Start of Raw records
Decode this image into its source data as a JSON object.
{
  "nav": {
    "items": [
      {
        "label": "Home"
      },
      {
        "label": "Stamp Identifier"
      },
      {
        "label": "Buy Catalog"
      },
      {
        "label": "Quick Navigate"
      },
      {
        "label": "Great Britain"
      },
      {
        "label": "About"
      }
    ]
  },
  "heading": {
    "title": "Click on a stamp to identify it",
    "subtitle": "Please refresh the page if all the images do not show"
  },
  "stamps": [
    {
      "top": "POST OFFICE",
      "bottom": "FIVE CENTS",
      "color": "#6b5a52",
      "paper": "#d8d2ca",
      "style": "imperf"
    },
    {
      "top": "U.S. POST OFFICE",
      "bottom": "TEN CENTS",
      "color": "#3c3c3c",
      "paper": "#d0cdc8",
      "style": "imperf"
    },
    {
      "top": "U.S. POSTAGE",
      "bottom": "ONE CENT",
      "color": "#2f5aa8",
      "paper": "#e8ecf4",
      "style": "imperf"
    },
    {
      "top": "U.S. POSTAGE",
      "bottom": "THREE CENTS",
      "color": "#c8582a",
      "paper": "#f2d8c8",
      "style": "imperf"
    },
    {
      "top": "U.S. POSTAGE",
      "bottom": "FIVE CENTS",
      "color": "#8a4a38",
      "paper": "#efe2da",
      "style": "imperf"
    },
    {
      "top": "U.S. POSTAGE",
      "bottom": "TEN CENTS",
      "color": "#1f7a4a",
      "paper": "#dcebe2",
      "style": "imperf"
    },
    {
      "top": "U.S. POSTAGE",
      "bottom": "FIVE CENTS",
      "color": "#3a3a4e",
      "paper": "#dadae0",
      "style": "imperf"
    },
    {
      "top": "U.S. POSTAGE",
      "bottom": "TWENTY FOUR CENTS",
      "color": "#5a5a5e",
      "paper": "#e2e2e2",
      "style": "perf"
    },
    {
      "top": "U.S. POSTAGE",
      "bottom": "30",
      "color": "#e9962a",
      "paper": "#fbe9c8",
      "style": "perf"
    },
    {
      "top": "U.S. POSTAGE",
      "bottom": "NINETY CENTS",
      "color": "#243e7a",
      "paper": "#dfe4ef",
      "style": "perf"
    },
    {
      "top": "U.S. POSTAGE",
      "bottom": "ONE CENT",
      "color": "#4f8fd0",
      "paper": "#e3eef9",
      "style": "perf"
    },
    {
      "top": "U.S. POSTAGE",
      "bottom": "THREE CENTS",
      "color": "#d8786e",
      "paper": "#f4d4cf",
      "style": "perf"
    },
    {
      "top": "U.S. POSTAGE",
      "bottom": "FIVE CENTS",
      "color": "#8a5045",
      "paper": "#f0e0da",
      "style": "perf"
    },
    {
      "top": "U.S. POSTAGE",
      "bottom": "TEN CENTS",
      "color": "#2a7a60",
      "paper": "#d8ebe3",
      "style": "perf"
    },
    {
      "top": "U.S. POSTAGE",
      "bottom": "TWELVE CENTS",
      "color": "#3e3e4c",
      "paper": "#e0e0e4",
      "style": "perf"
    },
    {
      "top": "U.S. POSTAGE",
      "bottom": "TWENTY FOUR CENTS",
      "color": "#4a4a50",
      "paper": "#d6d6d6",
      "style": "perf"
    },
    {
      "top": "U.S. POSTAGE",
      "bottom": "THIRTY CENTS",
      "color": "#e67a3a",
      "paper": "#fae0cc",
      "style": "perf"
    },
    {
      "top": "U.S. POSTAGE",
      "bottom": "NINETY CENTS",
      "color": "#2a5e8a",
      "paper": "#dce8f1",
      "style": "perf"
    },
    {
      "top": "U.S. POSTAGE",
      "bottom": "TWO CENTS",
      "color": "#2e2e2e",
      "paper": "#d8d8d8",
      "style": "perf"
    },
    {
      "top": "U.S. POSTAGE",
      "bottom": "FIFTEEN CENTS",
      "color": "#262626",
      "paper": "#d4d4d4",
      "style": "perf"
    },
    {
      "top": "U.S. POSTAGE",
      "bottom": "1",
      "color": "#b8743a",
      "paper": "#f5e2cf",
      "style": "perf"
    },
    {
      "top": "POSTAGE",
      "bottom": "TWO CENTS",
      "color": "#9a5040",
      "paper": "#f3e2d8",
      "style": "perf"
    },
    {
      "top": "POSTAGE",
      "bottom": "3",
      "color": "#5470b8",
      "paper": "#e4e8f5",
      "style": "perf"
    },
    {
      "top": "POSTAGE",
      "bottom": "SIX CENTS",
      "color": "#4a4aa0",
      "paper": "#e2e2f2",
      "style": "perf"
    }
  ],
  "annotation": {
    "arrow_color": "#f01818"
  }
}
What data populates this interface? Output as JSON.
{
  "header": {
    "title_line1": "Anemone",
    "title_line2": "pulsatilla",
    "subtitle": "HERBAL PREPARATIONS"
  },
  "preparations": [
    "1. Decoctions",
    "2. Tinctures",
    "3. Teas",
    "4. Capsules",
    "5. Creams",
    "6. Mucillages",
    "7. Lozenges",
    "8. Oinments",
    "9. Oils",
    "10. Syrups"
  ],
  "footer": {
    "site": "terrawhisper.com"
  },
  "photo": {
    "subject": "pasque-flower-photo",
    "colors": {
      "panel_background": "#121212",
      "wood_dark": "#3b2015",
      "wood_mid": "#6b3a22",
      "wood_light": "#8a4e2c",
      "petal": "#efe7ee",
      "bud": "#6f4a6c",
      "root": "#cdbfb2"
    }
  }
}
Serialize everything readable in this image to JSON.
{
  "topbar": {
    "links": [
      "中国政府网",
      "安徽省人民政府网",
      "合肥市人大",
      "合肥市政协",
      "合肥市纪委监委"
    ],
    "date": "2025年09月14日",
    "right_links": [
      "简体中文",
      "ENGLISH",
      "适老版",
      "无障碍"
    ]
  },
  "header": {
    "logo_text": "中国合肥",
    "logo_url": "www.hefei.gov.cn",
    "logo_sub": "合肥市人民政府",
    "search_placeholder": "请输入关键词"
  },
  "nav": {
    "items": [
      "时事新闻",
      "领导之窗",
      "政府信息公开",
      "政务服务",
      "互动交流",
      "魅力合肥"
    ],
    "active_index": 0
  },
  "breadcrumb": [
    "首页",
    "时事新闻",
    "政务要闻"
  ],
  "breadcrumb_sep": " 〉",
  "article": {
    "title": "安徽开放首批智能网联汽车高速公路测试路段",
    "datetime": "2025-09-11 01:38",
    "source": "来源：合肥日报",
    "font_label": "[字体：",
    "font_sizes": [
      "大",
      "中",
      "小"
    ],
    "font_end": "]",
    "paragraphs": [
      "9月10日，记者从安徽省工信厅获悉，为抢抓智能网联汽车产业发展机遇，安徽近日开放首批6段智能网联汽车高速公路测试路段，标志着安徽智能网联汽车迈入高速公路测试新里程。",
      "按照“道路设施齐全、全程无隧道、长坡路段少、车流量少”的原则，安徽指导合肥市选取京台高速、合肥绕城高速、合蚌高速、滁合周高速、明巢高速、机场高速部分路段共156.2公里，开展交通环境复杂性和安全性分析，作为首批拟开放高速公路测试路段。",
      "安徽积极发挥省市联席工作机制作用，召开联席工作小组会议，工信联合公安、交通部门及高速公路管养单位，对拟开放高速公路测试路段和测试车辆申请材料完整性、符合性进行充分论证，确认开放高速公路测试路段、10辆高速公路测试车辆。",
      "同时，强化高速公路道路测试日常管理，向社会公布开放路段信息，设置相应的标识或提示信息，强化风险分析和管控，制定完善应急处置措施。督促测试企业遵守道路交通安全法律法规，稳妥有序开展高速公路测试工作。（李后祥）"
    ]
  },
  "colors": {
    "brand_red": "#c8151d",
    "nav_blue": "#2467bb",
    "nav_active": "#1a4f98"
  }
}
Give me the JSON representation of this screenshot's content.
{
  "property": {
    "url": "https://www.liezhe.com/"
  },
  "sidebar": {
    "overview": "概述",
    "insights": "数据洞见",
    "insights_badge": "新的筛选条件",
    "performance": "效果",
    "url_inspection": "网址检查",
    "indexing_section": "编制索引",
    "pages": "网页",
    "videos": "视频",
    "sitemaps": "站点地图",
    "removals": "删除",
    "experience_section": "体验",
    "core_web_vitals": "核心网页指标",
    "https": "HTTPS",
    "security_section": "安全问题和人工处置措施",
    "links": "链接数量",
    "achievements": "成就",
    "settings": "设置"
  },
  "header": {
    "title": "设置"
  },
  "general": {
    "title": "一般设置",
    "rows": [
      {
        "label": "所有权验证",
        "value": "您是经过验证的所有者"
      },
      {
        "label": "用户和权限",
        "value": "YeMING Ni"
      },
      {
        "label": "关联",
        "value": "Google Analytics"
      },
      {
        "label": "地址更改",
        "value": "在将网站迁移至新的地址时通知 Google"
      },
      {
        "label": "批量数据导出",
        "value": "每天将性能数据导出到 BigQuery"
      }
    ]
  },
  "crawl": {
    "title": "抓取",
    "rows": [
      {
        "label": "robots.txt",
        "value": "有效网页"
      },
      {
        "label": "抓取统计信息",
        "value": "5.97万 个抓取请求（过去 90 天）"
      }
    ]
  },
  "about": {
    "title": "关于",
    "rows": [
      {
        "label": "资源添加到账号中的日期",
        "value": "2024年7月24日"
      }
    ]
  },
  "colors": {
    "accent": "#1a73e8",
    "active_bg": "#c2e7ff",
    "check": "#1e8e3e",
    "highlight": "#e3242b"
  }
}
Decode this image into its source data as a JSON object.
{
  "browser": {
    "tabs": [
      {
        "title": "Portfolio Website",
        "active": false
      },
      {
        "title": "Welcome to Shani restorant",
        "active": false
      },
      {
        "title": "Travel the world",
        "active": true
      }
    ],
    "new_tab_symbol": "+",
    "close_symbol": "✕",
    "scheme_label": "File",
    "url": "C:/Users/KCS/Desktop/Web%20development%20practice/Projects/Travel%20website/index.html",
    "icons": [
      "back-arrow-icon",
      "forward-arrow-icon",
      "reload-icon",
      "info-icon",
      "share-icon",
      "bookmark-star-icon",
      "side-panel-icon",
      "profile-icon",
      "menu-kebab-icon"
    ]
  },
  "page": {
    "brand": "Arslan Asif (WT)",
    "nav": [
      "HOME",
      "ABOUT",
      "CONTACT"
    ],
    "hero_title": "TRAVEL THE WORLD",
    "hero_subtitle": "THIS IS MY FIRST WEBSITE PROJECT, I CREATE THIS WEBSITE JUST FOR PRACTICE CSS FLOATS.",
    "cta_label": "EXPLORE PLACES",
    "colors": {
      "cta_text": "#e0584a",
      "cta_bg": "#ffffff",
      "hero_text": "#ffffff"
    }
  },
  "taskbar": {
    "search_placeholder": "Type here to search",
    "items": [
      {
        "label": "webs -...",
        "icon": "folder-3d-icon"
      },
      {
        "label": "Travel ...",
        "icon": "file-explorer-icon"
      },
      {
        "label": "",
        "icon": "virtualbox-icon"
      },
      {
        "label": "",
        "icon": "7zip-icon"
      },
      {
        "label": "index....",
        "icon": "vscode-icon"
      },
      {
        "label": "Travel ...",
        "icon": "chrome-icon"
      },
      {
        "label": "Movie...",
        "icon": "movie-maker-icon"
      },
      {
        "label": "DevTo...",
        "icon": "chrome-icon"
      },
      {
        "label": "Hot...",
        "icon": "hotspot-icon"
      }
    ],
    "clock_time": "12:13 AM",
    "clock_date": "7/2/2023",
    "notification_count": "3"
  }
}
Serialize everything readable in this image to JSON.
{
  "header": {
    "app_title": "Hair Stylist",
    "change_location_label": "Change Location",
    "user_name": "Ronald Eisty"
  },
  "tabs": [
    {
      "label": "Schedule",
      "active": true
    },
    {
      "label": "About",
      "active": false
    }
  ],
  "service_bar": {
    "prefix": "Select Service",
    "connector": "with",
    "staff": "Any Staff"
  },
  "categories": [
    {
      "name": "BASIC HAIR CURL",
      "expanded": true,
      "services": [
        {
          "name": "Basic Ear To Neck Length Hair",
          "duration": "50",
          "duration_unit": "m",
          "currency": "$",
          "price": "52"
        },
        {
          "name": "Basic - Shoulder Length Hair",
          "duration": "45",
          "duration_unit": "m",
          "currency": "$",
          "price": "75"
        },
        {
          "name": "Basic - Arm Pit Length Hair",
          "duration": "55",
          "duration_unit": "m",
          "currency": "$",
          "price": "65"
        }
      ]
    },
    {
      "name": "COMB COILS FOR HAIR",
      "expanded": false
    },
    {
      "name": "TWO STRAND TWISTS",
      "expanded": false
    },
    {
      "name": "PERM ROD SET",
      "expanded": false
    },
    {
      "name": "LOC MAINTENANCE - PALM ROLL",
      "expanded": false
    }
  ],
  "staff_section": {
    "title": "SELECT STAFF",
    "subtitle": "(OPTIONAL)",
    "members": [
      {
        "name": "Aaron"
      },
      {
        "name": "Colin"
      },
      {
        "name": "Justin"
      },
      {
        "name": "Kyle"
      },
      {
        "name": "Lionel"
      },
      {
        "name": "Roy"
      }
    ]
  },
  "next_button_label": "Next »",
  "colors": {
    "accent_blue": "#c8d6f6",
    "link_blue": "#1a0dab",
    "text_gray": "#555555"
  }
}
End of Raw records
Pull out all lines from the listing that contain the string "value".

        "value": "您是经过验证的所有者"
        "value": "YeMING Ni"
        "value": "Google Analytics"
        "value": "在将网站迁移至新的地址时通知 Google"
        "value": "每天将性能数据导出到 BigQuery"
        "value": "有效网页"
        "value": "5.97万 个抓取请求（过去 90 天）"
        "value": "2024年7月24日"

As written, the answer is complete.